● Challenge:
Retype the whole listing verbatim and keep the pictures out of it.
*****
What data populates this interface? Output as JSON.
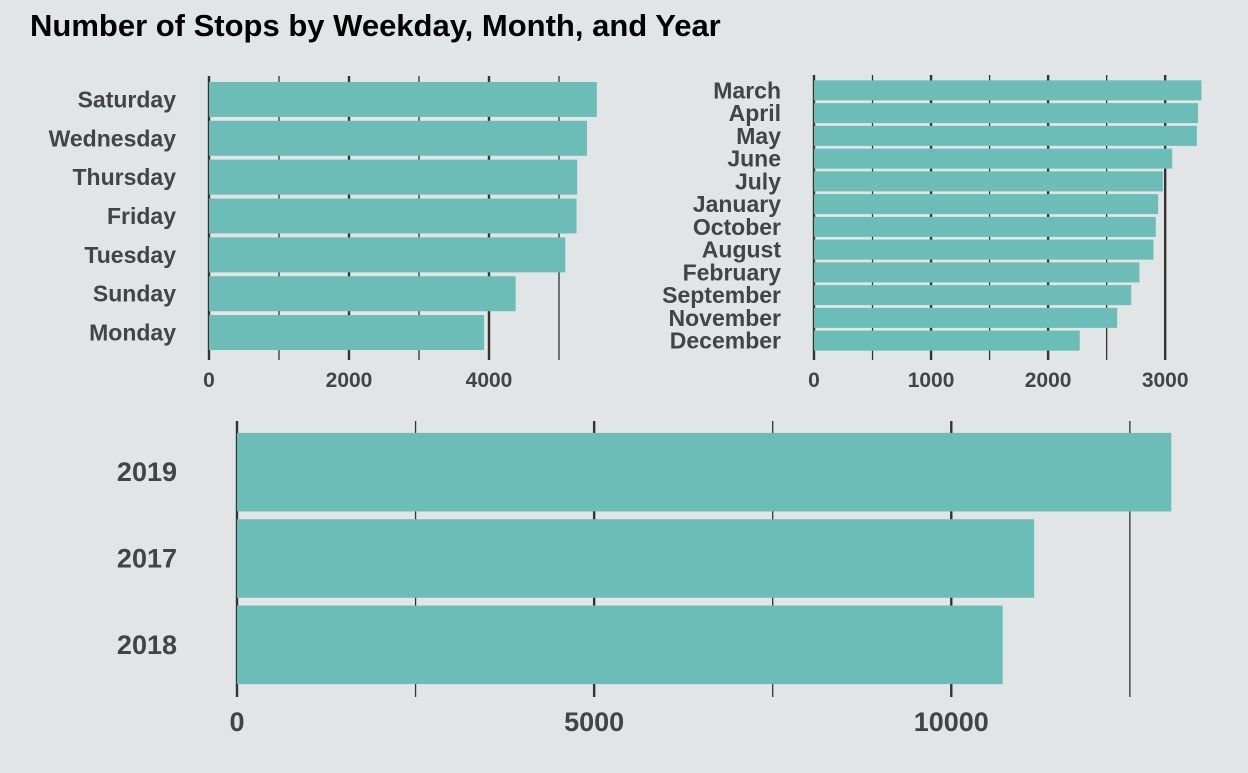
{
  "title": "Number of Stops by Weekday, Month, and Year",
  "colors": {
    "background": "#e2e5e6",
    "bar": "#6cbcb7",
    "grid": "#333333",
    "text": "#444444"
  },
  "chart_data": [
    {
      "type": "bar",
      "orientation": "horizontal",
      "categories": [
        "Saturday",
        "Wednesday",
        "Thursday",
        "Friday",
        "Tuesday",
        "Sunday",
        "Monday"
      ],
      "values": [
        5540,
        5400,
        5260,
        5250,
        5090,
        4380,
        3930
      ],
      "xlim": [
        0,
        5800
      ],
      "xticks": [
        0,
        2000,
        4000
      ],
      "minor_gridlines": [
        1000,
        3000,
        5000
      ],
      "title": "",
      "xlabel": "",
      "ylabel": "",
      "grid": true
    },
    {
      "type": "bar",
      "orientation": "horizontal",
      "categories": [
        "March",
        "April",
        "May",
        "June",
        "July",
        "January",
        "October",
        "August",
        "February",
        "September",
        "November",
        "December"
      ],
      "values": [
        3310,
        3280,
        3270,
        3060,
        2980,
        2940,
        2920,
        2900,
        2780,
        2710,
        2590,
        2270
      ],
      "xlim": [
        0,
        3400
      ],
      "xticks": [
        0,
        1000,
        2000,
        3000
      ],
      "minor_gridlines": [
        500,
        1500,
        2500
      ],
      "title": "",
      "xlabel": "",
      "ylabel": "",
      "grid": true
    },
    {
      "type": "bar",
      "orientation": "horizontal",
      "categories": [
        "2019",
        "2017",
        "2018"
      ],
      "values": [
        13080,
        11160,
        10720
      ],
      "xlim": [
        0,
        13300
      ],
      "xticks": [
        0,
        5000,
        10000
      ],
      "minor_gridlines": [
        2500,
        7500,
        12500
      ],
      "title": "",
      "xlabel": "",
      "ylabel": "",
      "grid": true
    }
  ]
}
*****
● Solved problem:
What data populates this interface? Output as JSON.
{
  "title": "Number of Stops by Weekday, Month, and Year",
  "colors": {
    "background": "#e2e5e6",
    "bar": "#6cbcb7",
    "grid": "#333333",
    "text": "#444444"
  },
  "chart_data": [
    {
      "type": "bar",
      "orientation": "horizontal",
      "categories": [
        "Saturday",
        "Wednesday",
        "Thursday",
        "Friday",
        "Tuesday",
        "Sunday",
        "Monday"
      ],
      "values": [
        5540,
        5400,
        5260,
        5250,
        5090,
        4380,
        3930
      ],
      "xlim": [
        0,
        5800
      ],
      "xticks": [
        0,
        2000,
        4000
      ],
      "minor_gridlines": [
        1000,
        3000,
        5000
      ],
      "title": "",
      "xlabel": "",
      "ylabel": "",
      "grid": true
    },
    {
      "type": "bar",
      "orientation": "horizontal",
      "categories": [
        "March",
        "April",
        "May",
        "June",
        "July",
        "January",
        "October",
        "August",
        "February",
        "September",
        "November",
        "December"
      ],
      "values": [
        3310,
        3280,
        3270,
        3060,
        2980,
        2940,
        2920,
        2900,
        2780,
        2710,
        2590,
        2270
      ],
      "xlim": [
        0,
        3400
      ],
      "xticks": [
        0,
        1000,
        2000,
        3000
      ],
      "minor_gridlines": [
        500,
        1500,
        2500
      ],
      "title": "",
      "xlabel": "",
      "ylabel": "",
      "grid": true
    },
    {
      "type": "bar",
      "orientation": "horizontal",
      "categories": [
        "2019",
        "2017",
        "2018"
      ],
      "values": [
        13080,
        11160,
        10720
      ],
      "xlim": [
        0,
        13300
      ],
      "xticks": [
        0,
        5000,
        10000
      ],
      "minor_gridlines": [
        2500,
        7500,
        12500
      ],
      "title": "",
      "xlabel": "",
      "ylabel": "",
      "grid": true
    }
  ]
}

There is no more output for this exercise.